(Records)
++++++++++++++++++++

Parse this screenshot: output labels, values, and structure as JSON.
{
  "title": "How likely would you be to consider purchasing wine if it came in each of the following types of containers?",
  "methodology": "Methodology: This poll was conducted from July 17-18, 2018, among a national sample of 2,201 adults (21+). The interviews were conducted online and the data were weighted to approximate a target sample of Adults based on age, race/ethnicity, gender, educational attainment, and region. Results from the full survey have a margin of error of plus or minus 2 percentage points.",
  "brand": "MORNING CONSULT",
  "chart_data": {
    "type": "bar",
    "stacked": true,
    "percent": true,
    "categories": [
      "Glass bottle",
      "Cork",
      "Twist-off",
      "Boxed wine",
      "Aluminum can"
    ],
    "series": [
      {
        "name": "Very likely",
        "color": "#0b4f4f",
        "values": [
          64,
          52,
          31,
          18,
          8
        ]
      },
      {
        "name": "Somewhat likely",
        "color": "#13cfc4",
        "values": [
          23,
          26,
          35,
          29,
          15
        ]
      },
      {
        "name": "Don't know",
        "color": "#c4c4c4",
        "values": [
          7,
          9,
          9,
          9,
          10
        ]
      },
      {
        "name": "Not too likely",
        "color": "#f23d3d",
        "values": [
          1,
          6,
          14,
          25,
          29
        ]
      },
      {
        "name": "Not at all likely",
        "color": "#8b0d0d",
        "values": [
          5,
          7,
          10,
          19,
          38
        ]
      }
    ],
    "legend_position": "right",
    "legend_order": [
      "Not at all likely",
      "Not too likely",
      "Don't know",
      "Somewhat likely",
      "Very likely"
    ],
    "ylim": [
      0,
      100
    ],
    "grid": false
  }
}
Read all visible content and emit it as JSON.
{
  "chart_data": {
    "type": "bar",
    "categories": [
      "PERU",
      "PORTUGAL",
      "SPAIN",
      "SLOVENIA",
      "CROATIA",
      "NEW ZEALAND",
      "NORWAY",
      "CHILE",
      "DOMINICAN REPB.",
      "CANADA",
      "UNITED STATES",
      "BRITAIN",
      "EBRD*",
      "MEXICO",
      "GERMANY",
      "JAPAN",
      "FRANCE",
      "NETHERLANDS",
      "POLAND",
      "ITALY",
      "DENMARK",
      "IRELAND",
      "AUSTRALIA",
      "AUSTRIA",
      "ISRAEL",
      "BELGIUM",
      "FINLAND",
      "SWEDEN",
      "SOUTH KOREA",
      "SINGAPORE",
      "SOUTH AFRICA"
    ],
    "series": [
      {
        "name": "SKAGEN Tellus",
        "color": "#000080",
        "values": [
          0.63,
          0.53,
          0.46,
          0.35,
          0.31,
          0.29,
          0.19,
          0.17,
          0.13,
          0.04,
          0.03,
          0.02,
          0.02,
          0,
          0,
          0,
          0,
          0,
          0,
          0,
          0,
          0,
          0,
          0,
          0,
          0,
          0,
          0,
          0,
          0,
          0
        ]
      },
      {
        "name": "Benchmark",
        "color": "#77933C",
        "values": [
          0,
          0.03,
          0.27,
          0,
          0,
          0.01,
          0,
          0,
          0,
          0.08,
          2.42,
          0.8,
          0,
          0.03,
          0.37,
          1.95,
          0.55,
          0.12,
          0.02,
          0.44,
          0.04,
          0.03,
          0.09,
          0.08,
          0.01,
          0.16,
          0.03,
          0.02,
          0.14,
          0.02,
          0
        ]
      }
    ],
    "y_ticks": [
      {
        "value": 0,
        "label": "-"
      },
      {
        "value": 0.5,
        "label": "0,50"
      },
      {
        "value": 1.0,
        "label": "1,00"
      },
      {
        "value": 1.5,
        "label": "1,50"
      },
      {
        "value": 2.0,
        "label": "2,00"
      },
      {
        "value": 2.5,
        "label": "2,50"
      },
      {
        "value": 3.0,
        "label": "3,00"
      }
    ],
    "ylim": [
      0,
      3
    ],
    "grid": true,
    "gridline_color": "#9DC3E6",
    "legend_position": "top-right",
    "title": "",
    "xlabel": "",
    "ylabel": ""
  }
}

++++++++++++++++++++

*What you are asked to do*. Transcribe every entry word for word.

*Task response*.
Parse this screenshot: output labels, values, and structure as JSON.
{
  "title": "How likely would you be to consider purchasing wine if it came in each of the following types of containers?",
  "methodology": "Methodology: This poll was conducted from July 17-18, 2018, among a national sample of 2,201 adults (21+). The interviews were conducted online and the data were weighted to approximate a target sample of Adults based on age, race/ethnicity, gender, educational attainment, and region. Results from the full survey have a margin of error of plus or minus 2 percentage points.",
  "brand": "MORNING CONSULT",
  "chart_data": {
    "type": "bar",
    "stacked": true,
    "percent": true,
    "categories": [
      "Glass bottle",
      "Cork",
      "Twist-off",
      "Boxed wine",
      "Aluminum can"
    ],
    "series": [
      {
        "name": "Very likely",
        "color": "#0b4f4f",
        "values": [
          64,
          52,
          31,
          18,
          8
        ]
      },
      {
        "name": "Somewhat likely",
        "color": "#13cfc4",
        "values": [
          23,
          26,
          35,
          29,
          15
        ]
      },
      {
        "name": "Don't know",
        "color": "#c4c4c4",
        "values": [
          7,
          9,
          9,
          9,
          10
        ]
      },
      {
        "name": "Not too likely",
        "color": "#f23d3d",
        "values": [
          1,
          6,
          14,
          25,
          29
        ]
      },
      {
        "name": "Not at all likely",
        "color": "#8b0d0d",
        "values": [
          5,
          7,
          10,
          19,
          38
        ]
      }
    ],
    "legend_position": "right",
    "legend_order": [
      "Not at all likely",
      "Not too likely",
      "Don't know",
      "Somewhat likely",
      "Very likely"
    ],
    "ylim": [
      0,
      100
    ],
    "grid": false
  }
}
Read all visible content and emit it as JSON.
{
  "chart_data": {
    "type": "bar",
    "categories": [
      "PERU",
      "PORTUGAL",
      "SPAIN",
      "SLOVENIA",
      "CROATIA",
      "NEW ZEALAND",
      "NORWAY",
      "CHILE",
      "DOMINICAN REPB.",
      "CANADA",
      "UNITED STATES",
      "BRITAIN",
      "EBRD*",
      "MEXICO",
      "GERMANY",
      "JAPAN",
      "FRANCE",
      "NETHERLANDS",
      "POLAND",
      "ITALY",
      "DENMARK",
      "IRELAND",
      "AUSTRALIA",
      "AUSTRIA",
      "ISRAEL",
      "BELGIUM",
      "FINLAND",
      "SWEDEN",
      "SOUTH KOREA",
      "SINGAPORE",
      "SOUTH AFRICA"
    ],
    "series": [
      {
        "name": "SKAGEN Tellus",
        "color": "#000080",
        "values": [
          0.63,
          0.53,
          0.46,
          0.35,
          0.31,
          0.29,
          0.19,
          0.17,
          0.13,
          0.04,
          0.03,
          0.02,
          0.02,
          0,
          0,
          0,
          0,
          0,
          0,
          0,
          0,
          0,
          0,
          0,
          0,
          0,
          0,
          0,
          0,
          0,
          0
        ]
      },
      {
        "name": "Benchmark",
        "color": "#77933C",
        "values": [
          0,
          0.03,
          0.27,
          0,
          0,
          0.01,
          0,
          0,
          0,
          0.08,
          2.42,
          0.8,
          0,
          0.03,
          0.37,
          1.95,
          0.55,
          0.12,
          0.02,
          0.44,
          0.04,
          0.03,
          0.09,
          0.08,
          0.01,
          0.16,
          0.03,
          0.02,
          0.14,
          0.02,
          0
        ]
      }
    ],
    "y_ticks": [
      {
        "value": 0,
        "label": "-"
      },
      {
        "value": 0.5,
        "label": "0,50"
      },
      {
        "value": 1.0,
        "label": "1,00"
      },
      {
        "value": 1.5,
        "label": "1,50"
      },
      {
        "value": 2.0,
        "label": "2,00"
      },
      {
        "value": 2.5,
        "label": "2,50"
      },
      {
        "value": 3.0,
        "label": "3,00"
      }
    ],
    "ylim": [
      0,
      3
    ],
    "grid": true,
    "gridline_color": "#9DC3E6",
    "legend_position": "top-right",
    "title": "",
    "xlabel": "",
    "ylabel": ""
  }
}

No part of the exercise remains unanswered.